● **Dataset entries**:
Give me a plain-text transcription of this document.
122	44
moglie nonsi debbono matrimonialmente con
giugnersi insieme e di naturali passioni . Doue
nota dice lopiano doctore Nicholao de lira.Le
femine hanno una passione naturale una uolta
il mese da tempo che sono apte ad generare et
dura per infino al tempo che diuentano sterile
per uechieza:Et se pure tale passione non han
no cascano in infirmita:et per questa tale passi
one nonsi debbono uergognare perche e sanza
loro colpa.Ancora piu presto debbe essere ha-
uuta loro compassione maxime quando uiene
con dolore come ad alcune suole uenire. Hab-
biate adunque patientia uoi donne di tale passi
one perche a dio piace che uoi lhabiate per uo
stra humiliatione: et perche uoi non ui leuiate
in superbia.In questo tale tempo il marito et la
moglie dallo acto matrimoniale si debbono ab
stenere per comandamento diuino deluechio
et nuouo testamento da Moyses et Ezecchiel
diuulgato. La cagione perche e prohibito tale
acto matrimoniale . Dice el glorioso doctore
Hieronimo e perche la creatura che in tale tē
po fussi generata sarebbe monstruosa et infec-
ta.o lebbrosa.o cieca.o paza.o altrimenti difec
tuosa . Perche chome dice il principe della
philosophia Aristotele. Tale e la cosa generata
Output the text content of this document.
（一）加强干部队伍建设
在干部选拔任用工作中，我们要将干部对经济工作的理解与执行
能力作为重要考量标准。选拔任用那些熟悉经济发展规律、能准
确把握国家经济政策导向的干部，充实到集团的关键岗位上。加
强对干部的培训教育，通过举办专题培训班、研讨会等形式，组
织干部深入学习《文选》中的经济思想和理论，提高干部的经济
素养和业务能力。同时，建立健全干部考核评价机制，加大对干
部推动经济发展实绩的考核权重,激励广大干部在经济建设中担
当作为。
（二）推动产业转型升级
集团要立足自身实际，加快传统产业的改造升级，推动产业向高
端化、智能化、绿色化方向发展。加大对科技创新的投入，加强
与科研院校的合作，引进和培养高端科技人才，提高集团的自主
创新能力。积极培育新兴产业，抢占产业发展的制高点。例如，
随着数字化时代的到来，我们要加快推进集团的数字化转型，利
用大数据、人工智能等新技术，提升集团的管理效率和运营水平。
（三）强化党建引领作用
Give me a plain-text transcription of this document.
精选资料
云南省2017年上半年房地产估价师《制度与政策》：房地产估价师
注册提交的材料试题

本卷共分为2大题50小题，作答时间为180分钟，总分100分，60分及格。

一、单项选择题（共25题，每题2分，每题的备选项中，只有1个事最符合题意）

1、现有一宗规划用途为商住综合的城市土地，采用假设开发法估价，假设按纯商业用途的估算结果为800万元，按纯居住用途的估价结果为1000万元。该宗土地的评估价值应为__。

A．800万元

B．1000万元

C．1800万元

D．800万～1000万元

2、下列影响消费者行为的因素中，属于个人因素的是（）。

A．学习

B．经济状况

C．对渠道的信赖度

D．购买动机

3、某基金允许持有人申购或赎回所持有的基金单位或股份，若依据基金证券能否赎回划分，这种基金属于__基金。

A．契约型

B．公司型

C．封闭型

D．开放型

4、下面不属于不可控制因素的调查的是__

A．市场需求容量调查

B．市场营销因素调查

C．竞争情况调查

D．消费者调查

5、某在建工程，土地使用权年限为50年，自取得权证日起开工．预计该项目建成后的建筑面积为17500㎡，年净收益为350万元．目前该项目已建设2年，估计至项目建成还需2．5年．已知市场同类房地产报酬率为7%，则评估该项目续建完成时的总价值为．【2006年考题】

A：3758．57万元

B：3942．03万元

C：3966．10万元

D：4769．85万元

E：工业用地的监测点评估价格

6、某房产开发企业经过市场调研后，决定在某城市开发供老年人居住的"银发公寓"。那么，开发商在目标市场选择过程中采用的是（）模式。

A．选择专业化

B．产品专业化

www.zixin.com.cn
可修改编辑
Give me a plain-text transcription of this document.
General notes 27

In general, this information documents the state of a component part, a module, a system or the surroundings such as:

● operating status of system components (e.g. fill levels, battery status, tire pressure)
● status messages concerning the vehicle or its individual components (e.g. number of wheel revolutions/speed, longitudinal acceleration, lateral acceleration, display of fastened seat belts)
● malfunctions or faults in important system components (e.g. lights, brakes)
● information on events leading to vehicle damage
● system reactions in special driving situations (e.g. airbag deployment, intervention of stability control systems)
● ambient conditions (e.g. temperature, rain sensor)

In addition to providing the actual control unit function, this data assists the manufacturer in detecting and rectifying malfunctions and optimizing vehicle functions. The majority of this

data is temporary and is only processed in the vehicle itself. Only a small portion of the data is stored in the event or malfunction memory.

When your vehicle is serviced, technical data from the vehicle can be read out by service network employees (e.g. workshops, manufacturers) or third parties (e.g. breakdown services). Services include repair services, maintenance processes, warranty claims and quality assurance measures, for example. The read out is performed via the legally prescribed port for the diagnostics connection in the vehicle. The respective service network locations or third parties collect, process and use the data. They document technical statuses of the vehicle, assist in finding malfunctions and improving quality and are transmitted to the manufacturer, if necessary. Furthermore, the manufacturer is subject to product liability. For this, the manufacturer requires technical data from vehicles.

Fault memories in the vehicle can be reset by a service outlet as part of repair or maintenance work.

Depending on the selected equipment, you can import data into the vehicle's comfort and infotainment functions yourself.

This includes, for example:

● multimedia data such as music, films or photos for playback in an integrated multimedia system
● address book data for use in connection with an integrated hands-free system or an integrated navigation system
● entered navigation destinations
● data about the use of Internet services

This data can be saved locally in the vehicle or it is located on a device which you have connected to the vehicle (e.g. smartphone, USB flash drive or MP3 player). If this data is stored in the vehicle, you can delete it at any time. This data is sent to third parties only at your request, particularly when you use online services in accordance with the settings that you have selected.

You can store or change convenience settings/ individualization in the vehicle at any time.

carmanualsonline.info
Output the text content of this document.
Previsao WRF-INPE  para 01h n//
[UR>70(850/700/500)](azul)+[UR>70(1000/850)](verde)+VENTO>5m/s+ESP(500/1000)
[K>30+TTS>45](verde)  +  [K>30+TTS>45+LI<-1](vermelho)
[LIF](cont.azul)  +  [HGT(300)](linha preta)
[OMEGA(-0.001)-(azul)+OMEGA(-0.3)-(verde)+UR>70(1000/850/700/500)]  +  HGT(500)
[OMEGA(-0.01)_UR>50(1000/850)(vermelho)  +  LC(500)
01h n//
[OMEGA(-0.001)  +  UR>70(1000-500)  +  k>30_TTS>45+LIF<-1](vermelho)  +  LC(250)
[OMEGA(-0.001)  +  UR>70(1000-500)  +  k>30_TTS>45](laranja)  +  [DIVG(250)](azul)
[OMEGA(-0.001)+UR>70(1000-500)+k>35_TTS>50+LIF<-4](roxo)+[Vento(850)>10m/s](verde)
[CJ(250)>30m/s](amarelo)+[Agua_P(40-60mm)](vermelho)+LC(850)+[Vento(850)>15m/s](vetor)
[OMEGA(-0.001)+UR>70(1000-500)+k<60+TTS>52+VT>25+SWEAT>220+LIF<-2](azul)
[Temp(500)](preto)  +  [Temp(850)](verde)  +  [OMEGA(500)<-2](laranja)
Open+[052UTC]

● **What to produce**:
Copy down the material exactly as written.

● **Response below**:
Give me a plain-text transcription of this document.
122	44
moglie nonsi debbono matrimonialmente con
giugnersi insieme e di naturali passioni . Doue
nota dice lopiano doctore Nicholao de lira.Le
femine hanno una passione naturale una uolta
il mese da tempo che sono apte ad generare et
dura per infino al tempo che diuentano sterile
per uechieza:Et se pure tale passione non han
no cascano in infirmita:et per questa tale passi
one nonsi debbono uergognare perche e sanza
loro colpa.Ancora piu presto debbe essere ha-
uuta loro compassione maxime quando uiene
con dolore come ad alcune suole uenire. Hab-
biate adunque patientia uoi donne di tale passi
one perche a dio piace che uoi lhabiate per uo
stra humiliatione: et perche uoi non ui leuiate
in superbia.In questo tale tempo il marito et la
moglie dallo acto matrimoniale si debbono ab
stenere per comandamento diuino deluechio
et nuouo testamento da Moyses et Ezecchiel
diuulgato. La cagione perche e prohibito tale
acto matrimoniale . Dice el glorioso doctore
Hieronimo e perche la creatura che in tale tē
po fussi generata sarebbe monstruosa et infec-
ta.o lebbrosa.o cieca.o paza.o altrimenti difec
tuosa . Perche chome dice il principe della
philosophia Aristotele. Tale e la cosa generata
Output the text content of this document.
（一）加强干部队伍建设
在干部选拔任用工作中，我们要将干部对经济工作的理解与执行
能力作为重要考量标准。选拔任用那些熟悉经济发展规律、能准
确把握国家经济政策导向的干部，充实到集团的关键岗位上。加
强对干部的培训教育，通过举办专题培训班、研讨会等形式，组
织干部深入学习《文选》中的经济思想和理论，提高干部的经济
素养和业务能力。同时，建立健全干部考核评价机制，加大对干
部推动经济发展实绩的考核权重,激励广大干部在经济建设中担
当作为。
（二）推动产业转型升级
集团要立足自身实际，加快传统产业的改造升级，推动产业向高
端化、智能化、绿色化方向发展。加大对科技创新的投入，加强
与科研院校的合作，引进和培养高端科技人才，提高集团的自主
创新能力。积极培育新兴产业，抢占产业发展的制高点。例如，
随着数字化时代的到来，我们要加快推进集团的数字化转型，利
用大数据、人工智能等新技术，提升集团的管理效率和运营水平。
（三）强化党建引领作用
Give me a plain-text transcription of this document.
精选资料
云南省2017年上半年房地产估价师《制度与政策》：房地产估价师
注册提交的材料试题

本卷共分为2大题50小题，作答时间为180分钟，总分100分，60分及格。

一、单项选择题（共25题，每题2分，每题的备选项中，只有1个事最符合题意）

1、现有一宗规划用途为商住综合的城市土地，采用假设开发法估价，假设按纯商业用途的估算结果为800万元，按纯居住用途的估价结果为1000万元。该宗土地的评估价值应为__。

A．800万元

B．1000万元

C．1800万元

D．800万～1000万元

2、下列影响消费者行为的因素中，属于个人因素的是（）。

A．学习

B．经济状况

C．对渠道的信赖度

D．购买动机

3、某基金允许持有人申购或赎回所持有的基金单位或股份，若依据基金证券能否赎回划分，这种基金属于__基金。

A．契约型

B．公司型

C．封闭型

D．开放型

4、下面不属于不可控制因素的调查的是__

A．市场需求容量调查

B．市场营销因素调查

C．竞争情况调查

D．消费者调查

5、某在建工程，土地使用权年限为50年，自取得权证日起开工．预计该项目建成后的建筑面积为17500㎡，年净收益为350万元．目前该项目已建设2年，估计至项目建成还需2．5年．已知市场同类房地产报酬率为7%，则评估该项目续建完成时的总价值为．【2006年考题】

A：3758．57万元

B：3942．03万元

C：3966．10万元

D：4769．85万元

E：工业用地的监测点评估价格

6、某房产开发企业经过市场调研后，决定在某城市开发供老年人居住的"银发公寓"。那么，开发商在目标市场选择过程中采用的是（）模式。

A．选择专业化

B．产品专业化

www.zixin.com.cn
可修改编辑
Give me a plain-text transcription of this document.
General notes 27

In general, this information documents the state of a component part, a module, a system or the surroundings such as:

● operating status of system components (e.g. fill levels, battery status, tire pressure)
● status messages concerning the vehicle or its individual components (e.g. number of wheel revolutions/speed, longitudinal acceleration, lateral acceleration, display of fastened seat belts)
● malfunctions or faults in important system components (e.g. lights, brakes)
● information on events leading to vehicle damage
● system reactions in special driving situations (e.g. airbag deployment, intervention of stability control systems)
● ambient conditions (e.g. temperature, rain sensor)

In addition to providing the actual control unit function, this data assists the manufacturer in detecting and rectifying malfunctions and optimizing vehicle functions. The majority of this

data is temporary and is only processed in the vehicle itself. Only a small portion of the data is stored in the event or malfunction memory.

When your vehicle is serviced, technical data from the vehicle can be read out by service network employees (e.g. workshops, manufacturers) or third parties (e.g. breakdown services). Services include repair services, maintenance processes, warranty claims and quality assurance measures, for example. The read out is performed via the legally prescribed port for the diagnostics connection in the vehicle. The respective service network locations or third parties collect, process and use the data. They document technical statuses of the vehicle, assist in finding malfunctions and improving quality and are transmitted to the manufacturer, if necessary. Furthermore, the manufacturer is subject to product liability. For this, the manufacturer requires technical data from vehicles.

Fault memories in the vehicle can be reset by a service outlet as part of repair or maintenance work.

Depending on the selected equipment, you can import data into the vehicle's comfort and infotainment functions yourself.

This includes, for example:

● multimedia data such as music, films or photos for playback in an integrated multimedia system
● address book data for use in connection with an integrated hands-free system or an integrated navigation system
● entered navigation destinations
● data about the use of Internet services

This data can be saved locally in the vehicle or it is located on a device which you have connected to the vehicle (e.g. smartphone, USB flash drive or MP3 player). If this data is stored in the vehicle, you can delete it at any time. This data is sent to third parties only at your request, particularly when you use online services in accordance with the settings that you have selected.

You can store or change convenience settings/ individualization in the vehicle at any time.

carmanualsonline.info
Output the text content of this document.
Previsao WRF-INPE  para 01h n//
[UR>70(850/700/500)](azul)+[UR>70(1000/850)](verde)+VENTO>5m/s+ESP(500/1000)
[K>30+TTS>45](verde)  +  [K>30+TTS>45+LI<-1](vermelho)
[LIF](cont.azul)  +  [HGT(300)](linha preta)
[OMEGA(-0.001)-(azul)+OMEGA(-0.3)-(verde)+UR>70(1000/850/700/500)]  +  HGT(500)
[OMEGA(-0.01)_UR>50(1000/850)(vermelho)  +  LC(500)
01h n//
[OMEGA(-0.001)  +  UR>70(1000-500)  +  k>30_TTS>45+LIF<-1](vermelho)  +  LC(250)
[OMEGA(-0.001)  +  UR>70(1000-500)  +  k>30_TTS>45](laranja)  +  [DIVG(250)](azul)
[OMEGA(-0.001)+UR>70(1000-500)+k>35_TTS>50+LIF<-4](roxo)+[Vento(850)>10m/s](verde)
[CJ(250)>30m/s](amarelo)+[Agua_P(40-60mm)](vermelho)+LC(850)+[Vento(850)>15m/s](vetor)
[OMEGA(-0.001)+UR>70(1000-500)+k<60+TTS>52+VT>25+SWEAT>220+LIF<-2](azul)
[Temp(500)](preto)  +  [Temp(850)](verde)  +  [OMEGA(500)<-2](laranja)
Open+[052UTC]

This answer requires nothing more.